## [What the exercise asks]
What comes back must be the data itself, retyped exactly.

## [Dataset items]
● ● ● ● ●

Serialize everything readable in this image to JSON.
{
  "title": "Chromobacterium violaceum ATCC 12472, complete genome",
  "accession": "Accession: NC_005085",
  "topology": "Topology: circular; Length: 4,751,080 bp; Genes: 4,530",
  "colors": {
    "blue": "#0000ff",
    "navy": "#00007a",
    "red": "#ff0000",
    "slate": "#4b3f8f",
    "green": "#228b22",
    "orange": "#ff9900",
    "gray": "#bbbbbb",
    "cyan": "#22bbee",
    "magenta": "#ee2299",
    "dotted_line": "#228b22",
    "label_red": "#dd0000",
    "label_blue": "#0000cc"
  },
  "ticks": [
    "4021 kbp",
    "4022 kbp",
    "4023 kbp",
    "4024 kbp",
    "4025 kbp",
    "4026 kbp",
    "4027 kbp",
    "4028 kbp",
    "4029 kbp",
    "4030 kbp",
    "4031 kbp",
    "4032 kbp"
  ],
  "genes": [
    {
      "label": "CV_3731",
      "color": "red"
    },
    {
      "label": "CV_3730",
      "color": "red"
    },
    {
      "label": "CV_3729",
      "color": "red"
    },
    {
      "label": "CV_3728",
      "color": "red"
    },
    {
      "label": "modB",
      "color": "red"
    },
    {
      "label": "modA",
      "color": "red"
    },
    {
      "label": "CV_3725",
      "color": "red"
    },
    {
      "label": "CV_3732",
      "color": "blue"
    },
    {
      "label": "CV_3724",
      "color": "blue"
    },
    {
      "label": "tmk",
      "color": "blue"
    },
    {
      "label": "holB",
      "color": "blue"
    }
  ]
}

● ● ● ● ●

## [Result of the task]
Serialize everything readable in this image to JSON.
{
  "title": "Chromobacterium violaceum ATCC 12472, complete genome",
  "accession": "Accession: NC_005085",
  "topology": "Topology: circular; Length: 4,751,080 bp; Genes: 4,530",
  "colors": {
    "blue": "#0000ff",
    "navy": "#00007a",
    "red": "#ff0000",
    "slate": "#4b3f8f",
    "green": "#228b22",
    "orange": "#ff9900",
    "gray": "#bbbbbb",
    "cyan": "#22bbee",
    "magenta": "#ee2299",
    "dotted_line": "#228b22",
    "label_red": "#dd0000",
    "label_blue": "#0000cc"
  },
  "ticks": [
    "4021 kbp",
    "4022 kbp",
    "4023 kbp",
    "4024 kbp",
    "4025 kbp",
    "4026 kbp",
    "4027 kbp",
    "4028 kbp",
    "4029 kbp",
    "4030 kbp",
    "4031 kbp",
    "4032 kbp"
  ],
  "genes": [
    {
      "label": "CV_3731",
      "color": "red"
    },
    {
      "label": "CV_3730",
      "color": "red"
    },
    {
      "label": "CV_3729",
      "color": "red"
    },
    {
      "label": "CV_3728",
      "color": "red"
    },
    {
      "label": "modB",
      "color": "red"
    },
    {
      "label": "modA",
      "color": "red"
    },
    {
      "label": "CV_3725",
      "color": "red"
    },
    {
      "label": "CV_3732",
      "color": "blue"
    },
    {
      "label": "CV_3724",
      "color": "blue"
    },
    {
      "label": "tmk",
      "color": "blue"
    },
    {
      "label": "holB",
      "color": "blue"
    }
  ]
}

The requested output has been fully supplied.